_Written instruction_:
Copy out all the lines where "object" shows up.
+ + + +
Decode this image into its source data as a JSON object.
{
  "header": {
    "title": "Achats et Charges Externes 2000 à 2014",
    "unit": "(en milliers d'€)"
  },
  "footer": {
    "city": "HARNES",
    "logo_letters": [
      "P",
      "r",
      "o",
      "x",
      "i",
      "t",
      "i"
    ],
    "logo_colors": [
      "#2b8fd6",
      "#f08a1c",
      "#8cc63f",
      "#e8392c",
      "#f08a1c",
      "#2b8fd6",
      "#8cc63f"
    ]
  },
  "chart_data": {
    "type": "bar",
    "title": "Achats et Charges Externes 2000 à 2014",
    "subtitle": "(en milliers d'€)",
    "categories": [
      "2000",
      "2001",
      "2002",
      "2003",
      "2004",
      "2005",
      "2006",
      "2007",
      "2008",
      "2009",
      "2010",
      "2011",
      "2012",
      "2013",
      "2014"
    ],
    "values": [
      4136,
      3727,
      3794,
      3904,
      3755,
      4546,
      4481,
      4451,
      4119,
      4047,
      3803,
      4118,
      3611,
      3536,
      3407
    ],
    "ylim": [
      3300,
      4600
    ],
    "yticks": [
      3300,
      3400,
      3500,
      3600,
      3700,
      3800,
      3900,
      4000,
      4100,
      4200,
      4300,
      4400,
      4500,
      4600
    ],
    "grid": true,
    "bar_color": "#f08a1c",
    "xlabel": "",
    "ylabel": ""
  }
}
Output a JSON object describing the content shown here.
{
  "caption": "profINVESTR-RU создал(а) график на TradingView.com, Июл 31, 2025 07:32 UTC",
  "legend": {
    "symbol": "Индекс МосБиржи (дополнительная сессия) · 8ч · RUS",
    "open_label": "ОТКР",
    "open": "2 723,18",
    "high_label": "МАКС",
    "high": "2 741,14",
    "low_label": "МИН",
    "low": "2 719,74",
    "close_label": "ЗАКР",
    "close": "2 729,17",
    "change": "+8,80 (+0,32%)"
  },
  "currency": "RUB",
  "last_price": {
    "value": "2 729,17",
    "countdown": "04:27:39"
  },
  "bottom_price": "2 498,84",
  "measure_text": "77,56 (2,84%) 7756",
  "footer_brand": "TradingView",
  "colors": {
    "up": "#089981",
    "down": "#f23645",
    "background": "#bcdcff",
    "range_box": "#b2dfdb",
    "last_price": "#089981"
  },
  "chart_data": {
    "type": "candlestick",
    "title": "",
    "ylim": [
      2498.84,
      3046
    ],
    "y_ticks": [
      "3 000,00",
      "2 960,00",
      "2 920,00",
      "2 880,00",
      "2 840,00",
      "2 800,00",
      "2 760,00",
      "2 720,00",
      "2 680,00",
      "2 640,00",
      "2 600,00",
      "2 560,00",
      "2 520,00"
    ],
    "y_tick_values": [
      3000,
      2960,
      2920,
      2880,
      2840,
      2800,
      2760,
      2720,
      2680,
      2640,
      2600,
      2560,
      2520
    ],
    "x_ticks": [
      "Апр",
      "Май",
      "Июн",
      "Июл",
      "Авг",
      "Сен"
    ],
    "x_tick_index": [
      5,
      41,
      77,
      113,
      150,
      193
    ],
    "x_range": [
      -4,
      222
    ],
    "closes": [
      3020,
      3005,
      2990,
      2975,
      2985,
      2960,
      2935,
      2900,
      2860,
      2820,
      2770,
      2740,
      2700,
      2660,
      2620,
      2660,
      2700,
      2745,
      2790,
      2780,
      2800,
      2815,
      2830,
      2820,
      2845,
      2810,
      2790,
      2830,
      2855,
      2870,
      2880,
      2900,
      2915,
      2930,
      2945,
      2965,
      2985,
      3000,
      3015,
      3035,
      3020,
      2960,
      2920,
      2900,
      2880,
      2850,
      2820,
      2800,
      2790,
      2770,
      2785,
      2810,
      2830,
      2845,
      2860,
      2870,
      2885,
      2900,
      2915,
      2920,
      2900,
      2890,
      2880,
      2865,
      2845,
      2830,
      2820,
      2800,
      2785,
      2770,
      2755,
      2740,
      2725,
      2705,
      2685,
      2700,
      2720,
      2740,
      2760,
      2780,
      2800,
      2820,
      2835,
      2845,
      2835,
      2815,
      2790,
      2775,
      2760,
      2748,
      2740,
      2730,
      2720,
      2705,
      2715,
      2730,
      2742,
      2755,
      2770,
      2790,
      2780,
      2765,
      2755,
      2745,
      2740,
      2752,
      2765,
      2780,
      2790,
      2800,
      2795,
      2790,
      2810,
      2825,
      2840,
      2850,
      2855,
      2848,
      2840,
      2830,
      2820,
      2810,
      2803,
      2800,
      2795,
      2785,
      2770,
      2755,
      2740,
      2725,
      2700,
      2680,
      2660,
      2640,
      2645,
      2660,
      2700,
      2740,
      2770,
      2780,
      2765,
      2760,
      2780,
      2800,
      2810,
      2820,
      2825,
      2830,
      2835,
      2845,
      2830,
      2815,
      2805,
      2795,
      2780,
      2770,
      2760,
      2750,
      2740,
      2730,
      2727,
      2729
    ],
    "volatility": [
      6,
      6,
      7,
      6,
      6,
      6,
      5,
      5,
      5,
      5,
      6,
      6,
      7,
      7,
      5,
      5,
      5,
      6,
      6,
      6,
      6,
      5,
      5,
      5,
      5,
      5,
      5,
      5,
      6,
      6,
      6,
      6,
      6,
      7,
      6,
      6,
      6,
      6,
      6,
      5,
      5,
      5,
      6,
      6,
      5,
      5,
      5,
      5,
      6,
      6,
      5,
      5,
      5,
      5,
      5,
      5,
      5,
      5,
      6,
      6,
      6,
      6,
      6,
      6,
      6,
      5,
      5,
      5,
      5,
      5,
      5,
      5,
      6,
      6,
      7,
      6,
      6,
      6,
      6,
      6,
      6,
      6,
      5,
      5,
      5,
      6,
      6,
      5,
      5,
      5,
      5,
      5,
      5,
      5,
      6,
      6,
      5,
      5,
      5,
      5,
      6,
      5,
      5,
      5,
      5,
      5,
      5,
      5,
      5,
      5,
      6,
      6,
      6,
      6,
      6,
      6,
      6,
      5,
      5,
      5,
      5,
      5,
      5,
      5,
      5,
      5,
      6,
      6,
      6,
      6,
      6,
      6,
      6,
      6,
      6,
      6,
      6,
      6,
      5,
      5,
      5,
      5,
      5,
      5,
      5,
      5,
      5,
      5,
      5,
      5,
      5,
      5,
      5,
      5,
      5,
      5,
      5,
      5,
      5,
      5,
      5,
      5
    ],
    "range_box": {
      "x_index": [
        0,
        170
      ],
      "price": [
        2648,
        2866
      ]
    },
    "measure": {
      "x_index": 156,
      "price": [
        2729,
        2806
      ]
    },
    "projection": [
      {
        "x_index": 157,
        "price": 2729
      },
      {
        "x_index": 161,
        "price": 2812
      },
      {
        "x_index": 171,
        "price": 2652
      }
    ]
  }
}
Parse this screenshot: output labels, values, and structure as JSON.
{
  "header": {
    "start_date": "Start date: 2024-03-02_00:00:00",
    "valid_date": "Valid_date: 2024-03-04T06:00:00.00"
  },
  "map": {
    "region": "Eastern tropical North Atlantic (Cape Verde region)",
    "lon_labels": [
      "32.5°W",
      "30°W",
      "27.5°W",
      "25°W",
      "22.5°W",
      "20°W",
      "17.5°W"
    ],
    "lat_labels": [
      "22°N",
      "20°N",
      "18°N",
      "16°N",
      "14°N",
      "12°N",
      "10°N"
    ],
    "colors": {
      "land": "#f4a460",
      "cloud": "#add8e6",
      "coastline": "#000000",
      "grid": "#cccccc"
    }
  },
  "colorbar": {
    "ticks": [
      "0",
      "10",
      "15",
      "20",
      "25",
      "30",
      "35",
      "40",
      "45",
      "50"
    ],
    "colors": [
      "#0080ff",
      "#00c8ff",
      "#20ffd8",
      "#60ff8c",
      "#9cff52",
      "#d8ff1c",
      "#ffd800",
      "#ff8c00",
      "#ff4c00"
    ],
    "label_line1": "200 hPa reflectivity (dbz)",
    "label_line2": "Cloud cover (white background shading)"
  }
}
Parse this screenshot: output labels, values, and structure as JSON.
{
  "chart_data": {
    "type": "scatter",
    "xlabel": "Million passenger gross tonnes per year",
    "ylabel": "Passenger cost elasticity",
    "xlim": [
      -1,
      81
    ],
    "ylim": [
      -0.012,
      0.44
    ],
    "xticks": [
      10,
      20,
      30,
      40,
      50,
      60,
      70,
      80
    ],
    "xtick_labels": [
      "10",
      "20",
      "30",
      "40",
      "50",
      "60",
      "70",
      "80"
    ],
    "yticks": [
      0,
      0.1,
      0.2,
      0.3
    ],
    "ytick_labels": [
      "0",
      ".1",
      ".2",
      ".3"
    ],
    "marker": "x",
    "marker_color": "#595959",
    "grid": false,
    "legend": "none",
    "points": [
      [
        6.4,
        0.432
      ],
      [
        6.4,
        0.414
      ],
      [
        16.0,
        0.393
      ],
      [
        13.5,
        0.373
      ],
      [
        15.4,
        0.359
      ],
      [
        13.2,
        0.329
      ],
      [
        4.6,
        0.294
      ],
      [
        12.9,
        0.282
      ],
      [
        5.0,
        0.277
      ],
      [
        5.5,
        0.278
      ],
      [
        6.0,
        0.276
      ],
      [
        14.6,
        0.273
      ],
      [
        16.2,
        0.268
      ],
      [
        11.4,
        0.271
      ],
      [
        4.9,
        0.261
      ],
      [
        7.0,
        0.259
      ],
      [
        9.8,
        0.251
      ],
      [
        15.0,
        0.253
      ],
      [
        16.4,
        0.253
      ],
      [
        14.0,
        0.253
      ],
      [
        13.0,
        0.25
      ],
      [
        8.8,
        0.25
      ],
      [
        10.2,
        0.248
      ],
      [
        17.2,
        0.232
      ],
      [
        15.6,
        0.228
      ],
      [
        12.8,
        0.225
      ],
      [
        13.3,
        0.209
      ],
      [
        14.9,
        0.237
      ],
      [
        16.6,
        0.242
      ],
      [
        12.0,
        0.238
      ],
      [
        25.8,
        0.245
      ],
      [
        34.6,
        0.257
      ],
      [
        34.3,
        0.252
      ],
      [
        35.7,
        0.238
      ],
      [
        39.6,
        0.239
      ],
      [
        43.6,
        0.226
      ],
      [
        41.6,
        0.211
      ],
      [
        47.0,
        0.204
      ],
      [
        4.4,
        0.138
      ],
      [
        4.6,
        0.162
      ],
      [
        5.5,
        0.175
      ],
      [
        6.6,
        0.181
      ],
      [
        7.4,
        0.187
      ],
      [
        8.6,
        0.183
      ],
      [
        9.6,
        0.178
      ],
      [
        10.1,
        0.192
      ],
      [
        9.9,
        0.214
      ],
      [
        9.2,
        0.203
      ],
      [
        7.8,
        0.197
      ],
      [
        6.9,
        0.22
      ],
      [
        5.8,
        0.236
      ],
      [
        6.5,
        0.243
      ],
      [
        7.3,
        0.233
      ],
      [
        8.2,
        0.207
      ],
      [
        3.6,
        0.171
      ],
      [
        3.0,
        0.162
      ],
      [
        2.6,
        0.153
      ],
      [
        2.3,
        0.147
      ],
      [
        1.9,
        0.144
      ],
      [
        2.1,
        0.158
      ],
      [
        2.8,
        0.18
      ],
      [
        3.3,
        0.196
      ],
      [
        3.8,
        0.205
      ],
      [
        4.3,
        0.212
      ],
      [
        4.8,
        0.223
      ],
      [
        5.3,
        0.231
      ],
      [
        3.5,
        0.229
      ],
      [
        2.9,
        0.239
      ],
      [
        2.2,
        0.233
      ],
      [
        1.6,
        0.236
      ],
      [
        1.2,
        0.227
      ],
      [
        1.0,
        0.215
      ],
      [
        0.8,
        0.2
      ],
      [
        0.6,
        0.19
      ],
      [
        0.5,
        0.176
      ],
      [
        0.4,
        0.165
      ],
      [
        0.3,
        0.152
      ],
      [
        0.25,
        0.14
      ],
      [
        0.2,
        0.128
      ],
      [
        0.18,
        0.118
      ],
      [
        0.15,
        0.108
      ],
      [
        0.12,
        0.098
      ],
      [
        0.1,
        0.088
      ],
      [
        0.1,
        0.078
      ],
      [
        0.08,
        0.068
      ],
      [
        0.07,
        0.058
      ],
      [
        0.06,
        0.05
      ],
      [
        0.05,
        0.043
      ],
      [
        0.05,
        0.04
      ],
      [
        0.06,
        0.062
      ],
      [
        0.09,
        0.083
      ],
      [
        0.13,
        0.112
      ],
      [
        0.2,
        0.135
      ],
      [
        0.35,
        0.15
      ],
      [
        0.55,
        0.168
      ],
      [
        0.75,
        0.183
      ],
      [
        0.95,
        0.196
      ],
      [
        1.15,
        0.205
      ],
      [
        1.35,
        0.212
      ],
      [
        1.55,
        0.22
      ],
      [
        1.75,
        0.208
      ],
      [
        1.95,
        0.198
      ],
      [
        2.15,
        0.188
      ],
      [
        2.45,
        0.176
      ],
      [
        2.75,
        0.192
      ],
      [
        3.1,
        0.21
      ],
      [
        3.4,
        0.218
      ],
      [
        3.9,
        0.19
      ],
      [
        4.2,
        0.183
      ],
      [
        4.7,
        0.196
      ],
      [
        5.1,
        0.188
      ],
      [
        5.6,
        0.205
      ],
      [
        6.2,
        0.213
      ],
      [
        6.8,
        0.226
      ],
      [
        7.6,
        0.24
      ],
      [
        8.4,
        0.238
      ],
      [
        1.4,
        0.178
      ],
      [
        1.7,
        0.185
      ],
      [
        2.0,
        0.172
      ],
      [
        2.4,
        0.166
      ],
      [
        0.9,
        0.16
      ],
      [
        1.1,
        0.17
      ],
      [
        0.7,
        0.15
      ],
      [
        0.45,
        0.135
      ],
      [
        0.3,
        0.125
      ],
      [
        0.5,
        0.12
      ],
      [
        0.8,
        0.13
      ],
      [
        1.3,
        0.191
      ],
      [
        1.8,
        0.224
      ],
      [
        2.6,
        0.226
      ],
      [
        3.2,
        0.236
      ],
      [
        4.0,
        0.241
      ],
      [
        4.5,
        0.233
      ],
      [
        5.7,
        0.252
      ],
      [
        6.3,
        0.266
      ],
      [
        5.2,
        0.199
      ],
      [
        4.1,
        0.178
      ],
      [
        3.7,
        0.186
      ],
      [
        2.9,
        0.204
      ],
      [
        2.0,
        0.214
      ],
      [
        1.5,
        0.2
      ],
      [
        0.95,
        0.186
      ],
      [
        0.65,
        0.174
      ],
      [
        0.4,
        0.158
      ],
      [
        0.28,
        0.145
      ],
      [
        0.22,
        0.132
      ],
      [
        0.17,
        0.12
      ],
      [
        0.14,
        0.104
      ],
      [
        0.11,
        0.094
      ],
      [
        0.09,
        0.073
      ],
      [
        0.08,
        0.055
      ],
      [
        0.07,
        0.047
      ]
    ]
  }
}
+ + + +
_Response_:
Decode this image into its source data as a JSON object.
Output a JSON object describing the content shown here.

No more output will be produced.